▶ EXERCISE INPUT:
· · · · · · ·

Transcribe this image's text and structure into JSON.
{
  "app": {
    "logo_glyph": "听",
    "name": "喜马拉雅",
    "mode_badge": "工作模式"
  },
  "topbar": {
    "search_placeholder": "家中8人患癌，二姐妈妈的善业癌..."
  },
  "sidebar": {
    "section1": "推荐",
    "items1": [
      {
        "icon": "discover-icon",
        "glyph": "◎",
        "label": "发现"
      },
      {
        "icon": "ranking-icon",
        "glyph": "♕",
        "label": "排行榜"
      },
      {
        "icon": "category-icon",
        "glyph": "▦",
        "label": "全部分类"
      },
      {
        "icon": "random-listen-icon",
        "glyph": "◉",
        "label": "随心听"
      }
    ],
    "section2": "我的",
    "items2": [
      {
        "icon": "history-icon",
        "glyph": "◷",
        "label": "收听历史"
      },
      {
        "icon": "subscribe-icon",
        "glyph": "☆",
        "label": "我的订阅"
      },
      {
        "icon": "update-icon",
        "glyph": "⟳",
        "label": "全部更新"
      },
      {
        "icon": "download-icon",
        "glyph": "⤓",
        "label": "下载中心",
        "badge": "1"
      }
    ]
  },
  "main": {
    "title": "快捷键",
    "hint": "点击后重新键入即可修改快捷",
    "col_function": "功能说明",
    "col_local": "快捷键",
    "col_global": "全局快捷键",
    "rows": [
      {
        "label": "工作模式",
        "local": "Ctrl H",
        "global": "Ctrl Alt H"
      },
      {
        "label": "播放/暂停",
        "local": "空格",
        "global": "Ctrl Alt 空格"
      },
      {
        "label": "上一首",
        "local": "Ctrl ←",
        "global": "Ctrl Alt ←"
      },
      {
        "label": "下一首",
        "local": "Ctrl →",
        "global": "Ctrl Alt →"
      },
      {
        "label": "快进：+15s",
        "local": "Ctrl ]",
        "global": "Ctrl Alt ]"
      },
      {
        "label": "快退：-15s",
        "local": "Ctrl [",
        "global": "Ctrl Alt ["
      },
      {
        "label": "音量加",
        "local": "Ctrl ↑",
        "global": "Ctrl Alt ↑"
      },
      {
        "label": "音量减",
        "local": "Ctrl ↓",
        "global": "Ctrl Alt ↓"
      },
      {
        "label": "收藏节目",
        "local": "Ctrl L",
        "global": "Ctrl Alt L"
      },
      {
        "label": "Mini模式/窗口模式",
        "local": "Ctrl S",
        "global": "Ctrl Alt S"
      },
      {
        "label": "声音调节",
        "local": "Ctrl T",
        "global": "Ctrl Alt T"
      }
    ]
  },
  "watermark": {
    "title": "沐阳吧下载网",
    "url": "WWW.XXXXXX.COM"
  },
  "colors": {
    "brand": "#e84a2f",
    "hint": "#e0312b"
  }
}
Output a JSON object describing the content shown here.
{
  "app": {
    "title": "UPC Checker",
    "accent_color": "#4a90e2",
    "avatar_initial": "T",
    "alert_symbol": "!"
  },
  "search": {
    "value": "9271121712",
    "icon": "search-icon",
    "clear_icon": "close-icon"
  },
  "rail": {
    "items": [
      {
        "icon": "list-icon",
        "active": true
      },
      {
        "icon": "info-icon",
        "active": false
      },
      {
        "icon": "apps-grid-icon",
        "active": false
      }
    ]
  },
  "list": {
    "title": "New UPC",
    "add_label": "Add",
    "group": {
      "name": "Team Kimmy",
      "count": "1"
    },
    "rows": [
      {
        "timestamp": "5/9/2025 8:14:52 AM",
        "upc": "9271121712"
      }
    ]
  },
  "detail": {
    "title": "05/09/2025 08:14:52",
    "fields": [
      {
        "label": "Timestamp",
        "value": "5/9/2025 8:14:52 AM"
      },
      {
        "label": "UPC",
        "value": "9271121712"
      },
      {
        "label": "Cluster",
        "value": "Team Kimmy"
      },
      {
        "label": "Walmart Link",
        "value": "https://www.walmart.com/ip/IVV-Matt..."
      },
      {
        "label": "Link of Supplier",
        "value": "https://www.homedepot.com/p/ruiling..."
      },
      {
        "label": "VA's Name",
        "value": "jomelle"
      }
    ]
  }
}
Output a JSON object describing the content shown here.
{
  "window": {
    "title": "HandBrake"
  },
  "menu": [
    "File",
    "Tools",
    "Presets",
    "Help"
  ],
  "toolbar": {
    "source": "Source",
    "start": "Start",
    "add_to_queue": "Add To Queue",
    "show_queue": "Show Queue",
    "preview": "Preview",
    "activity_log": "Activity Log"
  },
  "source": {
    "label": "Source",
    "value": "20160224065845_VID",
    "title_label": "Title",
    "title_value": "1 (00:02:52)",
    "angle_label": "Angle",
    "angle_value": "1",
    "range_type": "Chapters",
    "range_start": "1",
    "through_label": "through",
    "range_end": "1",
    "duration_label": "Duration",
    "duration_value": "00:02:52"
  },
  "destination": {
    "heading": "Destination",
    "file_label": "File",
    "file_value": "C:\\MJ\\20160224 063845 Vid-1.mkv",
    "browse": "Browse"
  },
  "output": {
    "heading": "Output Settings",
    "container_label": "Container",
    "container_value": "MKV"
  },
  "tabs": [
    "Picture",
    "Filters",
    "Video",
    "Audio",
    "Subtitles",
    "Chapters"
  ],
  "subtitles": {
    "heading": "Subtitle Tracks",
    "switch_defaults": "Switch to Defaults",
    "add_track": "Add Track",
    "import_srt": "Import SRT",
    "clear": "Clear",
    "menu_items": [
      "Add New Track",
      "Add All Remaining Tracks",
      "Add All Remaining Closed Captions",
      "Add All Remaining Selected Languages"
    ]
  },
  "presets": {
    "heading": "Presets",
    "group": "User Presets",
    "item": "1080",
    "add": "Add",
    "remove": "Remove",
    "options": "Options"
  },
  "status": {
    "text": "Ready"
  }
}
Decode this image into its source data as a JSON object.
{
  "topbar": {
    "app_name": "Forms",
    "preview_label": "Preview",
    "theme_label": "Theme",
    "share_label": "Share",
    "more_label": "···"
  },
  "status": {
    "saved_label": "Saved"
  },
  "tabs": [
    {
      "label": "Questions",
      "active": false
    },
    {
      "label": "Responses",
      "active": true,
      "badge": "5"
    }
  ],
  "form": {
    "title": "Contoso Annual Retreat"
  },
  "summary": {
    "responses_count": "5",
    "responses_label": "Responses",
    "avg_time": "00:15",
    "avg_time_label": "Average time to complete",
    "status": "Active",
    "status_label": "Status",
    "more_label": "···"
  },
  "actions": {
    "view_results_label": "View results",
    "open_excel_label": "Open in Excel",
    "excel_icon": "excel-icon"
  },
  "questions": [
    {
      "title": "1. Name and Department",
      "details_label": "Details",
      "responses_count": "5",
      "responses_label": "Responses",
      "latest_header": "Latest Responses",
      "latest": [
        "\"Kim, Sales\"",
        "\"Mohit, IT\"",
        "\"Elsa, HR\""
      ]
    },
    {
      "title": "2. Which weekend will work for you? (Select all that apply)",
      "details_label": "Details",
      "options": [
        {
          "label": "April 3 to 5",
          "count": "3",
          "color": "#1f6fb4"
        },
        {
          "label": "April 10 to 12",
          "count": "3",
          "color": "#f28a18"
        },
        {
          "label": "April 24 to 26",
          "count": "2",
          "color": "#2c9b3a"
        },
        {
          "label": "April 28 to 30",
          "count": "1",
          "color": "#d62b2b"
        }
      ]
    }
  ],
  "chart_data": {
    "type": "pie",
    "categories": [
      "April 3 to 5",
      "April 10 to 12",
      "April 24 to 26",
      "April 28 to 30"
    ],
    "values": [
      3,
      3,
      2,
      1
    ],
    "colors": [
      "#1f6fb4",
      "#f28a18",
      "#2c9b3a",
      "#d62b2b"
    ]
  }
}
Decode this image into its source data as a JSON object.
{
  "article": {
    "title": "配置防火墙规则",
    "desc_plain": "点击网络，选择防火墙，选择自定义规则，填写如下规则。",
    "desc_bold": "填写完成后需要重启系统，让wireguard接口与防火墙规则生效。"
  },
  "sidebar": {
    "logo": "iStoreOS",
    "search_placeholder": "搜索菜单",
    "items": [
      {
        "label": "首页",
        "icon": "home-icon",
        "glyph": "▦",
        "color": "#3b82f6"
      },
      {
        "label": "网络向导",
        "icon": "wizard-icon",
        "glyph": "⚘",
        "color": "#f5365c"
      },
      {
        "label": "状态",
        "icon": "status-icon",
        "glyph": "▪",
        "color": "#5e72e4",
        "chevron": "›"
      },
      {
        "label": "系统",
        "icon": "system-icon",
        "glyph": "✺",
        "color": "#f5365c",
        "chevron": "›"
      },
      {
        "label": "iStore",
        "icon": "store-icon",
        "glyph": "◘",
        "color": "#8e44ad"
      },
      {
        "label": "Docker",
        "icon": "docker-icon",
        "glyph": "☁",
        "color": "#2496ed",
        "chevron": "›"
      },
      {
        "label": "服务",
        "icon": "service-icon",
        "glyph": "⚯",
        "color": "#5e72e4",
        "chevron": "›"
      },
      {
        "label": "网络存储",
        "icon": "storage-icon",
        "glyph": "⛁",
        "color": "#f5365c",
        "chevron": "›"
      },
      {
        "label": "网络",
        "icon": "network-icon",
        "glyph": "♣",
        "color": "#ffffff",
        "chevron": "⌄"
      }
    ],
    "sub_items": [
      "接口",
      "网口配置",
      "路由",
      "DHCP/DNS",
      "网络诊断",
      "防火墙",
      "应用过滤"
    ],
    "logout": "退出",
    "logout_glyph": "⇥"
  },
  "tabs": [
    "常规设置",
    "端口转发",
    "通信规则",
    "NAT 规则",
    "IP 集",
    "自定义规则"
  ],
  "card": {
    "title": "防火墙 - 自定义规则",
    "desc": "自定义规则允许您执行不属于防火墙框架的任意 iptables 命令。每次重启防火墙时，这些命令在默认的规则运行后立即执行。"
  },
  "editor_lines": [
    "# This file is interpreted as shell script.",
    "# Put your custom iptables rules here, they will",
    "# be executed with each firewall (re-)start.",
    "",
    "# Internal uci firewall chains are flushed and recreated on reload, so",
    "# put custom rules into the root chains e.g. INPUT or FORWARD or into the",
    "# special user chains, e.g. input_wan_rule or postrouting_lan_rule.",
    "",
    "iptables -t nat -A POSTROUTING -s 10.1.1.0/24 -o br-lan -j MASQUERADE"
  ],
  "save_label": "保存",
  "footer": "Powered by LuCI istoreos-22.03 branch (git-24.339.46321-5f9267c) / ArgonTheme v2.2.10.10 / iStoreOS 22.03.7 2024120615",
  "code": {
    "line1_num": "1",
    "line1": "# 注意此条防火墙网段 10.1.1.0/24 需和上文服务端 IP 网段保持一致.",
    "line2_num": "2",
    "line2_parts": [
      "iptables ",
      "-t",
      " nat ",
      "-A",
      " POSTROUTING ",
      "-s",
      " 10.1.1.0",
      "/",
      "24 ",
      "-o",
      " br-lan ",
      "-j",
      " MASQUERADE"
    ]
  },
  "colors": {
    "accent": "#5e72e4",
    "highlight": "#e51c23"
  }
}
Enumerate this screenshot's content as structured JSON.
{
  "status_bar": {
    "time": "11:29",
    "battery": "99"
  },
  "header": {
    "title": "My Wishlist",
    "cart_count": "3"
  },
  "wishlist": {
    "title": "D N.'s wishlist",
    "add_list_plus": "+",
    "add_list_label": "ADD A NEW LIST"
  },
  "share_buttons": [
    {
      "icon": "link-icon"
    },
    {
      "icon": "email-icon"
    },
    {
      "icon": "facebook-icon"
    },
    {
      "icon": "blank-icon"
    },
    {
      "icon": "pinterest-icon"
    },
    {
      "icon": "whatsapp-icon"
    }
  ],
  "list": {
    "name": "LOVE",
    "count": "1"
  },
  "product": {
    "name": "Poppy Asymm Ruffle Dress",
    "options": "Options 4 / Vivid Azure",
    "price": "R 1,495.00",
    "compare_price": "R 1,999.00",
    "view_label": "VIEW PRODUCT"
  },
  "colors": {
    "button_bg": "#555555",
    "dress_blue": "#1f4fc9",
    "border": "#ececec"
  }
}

· · · · · · ·

▶ GOAL: Everything from the line containing "Enumerate this screenshot's" to the end of the records must be written out exactly; include both of those lines and no others.

▶ REPLY:
Enumerate this screenshot's content as structured JSON.
{
  "status_bar": {
    "time": "11:29",
    "battery": "99"
  },
  "header": {
    "title": "My Wishlist",
    "cart_count": "3"
  },
  "wishlist": {
    "title": "D N.'s wishlist",
    "add_list_plus": "+",
    "add_list_label": "ADD A NEW LIST"
  },
  "share_buttons": [
    {
      "icon": "link-icon"
    },
    {
      "icon": "email-icon"
    },
    {
      "icon": "facebook-icon"
    },
    {
      "icon": "blank-icon"
    },
    {
      "icon": "pinterest-icon"
    },
    {
      "icon": "whatsapp-icon"
    }
  ],
  "list": {
    "name": "LOVE",
    "count": "1"
  },
  "product": {
    "name": "Poppy Asymm Ruffle Dress",
    "options": "Options 4 / Vivid Azure",
    "price": "R 1,495.00",
    "compare_price": "R 1,999.00",
    "view_label": "VIEW PRODUCT"
  },
  "colors": {
    "button_bg": "#555555",
    "dress_blue": "#1f4fc9",
    "border": "#ececec"
  }
}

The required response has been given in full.